Nous sommes partis de Paris hier soir, par la gare de l’Est. Pierre Loti m’accompagne. J’espère qu’il va trouver dans les Vosges et en Alsace une opulente collection d’images et qu’il rapportera de son voyage quelques-unes de ces pages que seul il sait écrire.

Nous arrivons, vers huit heures du matin, dans la coquette ville de Gérardmer, où m’attend le général de Maud’huy, commandant de la 7e armée. Nous montons dans une automobile. Loti y installe auprès de lui une discrète valise, qui contient, nous dit-il, « ses fétiches » et, si je ne me trompe, ses plus précieux objets de toilette.

_Enregistrements fournis_:
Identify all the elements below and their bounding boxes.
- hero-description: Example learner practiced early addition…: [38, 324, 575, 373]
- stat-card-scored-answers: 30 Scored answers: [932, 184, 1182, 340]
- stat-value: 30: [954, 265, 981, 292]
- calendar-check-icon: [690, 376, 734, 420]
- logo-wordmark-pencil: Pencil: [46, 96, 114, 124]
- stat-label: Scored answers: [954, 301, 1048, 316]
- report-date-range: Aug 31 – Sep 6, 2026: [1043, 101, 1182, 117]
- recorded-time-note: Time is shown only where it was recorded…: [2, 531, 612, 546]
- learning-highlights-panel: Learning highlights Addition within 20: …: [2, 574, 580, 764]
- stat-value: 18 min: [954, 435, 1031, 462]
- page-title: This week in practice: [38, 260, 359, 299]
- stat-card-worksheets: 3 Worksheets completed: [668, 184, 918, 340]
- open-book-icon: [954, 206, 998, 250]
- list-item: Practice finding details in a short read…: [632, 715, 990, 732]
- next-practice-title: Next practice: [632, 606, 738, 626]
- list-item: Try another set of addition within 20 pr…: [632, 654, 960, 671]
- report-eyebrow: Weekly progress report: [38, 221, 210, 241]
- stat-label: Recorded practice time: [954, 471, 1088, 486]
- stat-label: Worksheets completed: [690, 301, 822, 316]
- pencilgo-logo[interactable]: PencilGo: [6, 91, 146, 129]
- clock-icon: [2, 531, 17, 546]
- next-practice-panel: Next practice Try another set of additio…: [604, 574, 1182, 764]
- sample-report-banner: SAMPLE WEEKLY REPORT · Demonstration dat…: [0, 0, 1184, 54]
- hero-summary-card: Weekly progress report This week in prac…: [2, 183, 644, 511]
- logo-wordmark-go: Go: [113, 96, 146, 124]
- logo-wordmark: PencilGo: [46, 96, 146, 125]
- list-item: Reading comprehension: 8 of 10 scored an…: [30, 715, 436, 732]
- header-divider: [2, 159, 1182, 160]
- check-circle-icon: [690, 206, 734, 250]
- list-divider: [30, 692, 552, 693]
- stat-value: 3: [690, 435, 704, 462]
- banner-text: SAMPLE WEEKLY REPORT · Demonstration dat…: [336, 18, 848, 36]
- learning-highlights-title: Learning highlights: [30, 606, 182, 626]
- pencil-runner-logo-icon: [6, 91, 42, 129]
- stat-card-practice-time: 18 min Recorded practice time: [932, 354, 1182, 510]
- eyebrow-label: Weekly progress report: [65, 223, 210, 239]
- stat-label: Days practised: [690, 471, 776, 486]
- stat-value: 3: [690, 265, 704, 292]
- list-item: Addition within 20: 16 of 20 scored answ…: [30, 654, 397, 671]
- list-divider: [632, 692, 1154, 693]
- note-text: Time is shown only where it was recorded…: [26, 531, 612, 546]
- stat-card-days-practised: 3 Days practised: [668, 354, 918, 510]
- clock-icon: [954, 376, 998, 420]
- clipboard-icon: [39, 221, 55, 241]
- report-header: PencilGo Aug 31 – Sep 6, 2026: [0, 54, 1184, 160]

_Tâches à réaliser_:
**A)** Réponds à ces questions sur le récit :
(i) De quelle gare les voyageurs partent-ils ?
(ii) Vers quelle heure arrivent-ils à Gérardmer ?
(iii) Quelle armée le général de Maud'huy commande-t-il ?
**B)** Reprends le passage du récit qui commence à « Nous arrivons, vers » et se termine à « objets de toilette. », en remplaçant « une automobile » par « une voiture ».

_Réponses fournies_:
**A)**
(i) De la gare de l'Est.
(ii) Vers huit heures du matin.
(iii) La 7e armée.

**B)**
Nous arrivons, vers huit heures du matin, dans la coquette ville de Gérardmer, où m’attend le général de Maud’huy, commandant de la 7e armée. Nous montons dans une voiture. Loti y installe auprès de lui une discrète valise, qui contient, nous dit-il, « ses fétiches » et, si je ne me trompe, ses plus précieux objets de toilette.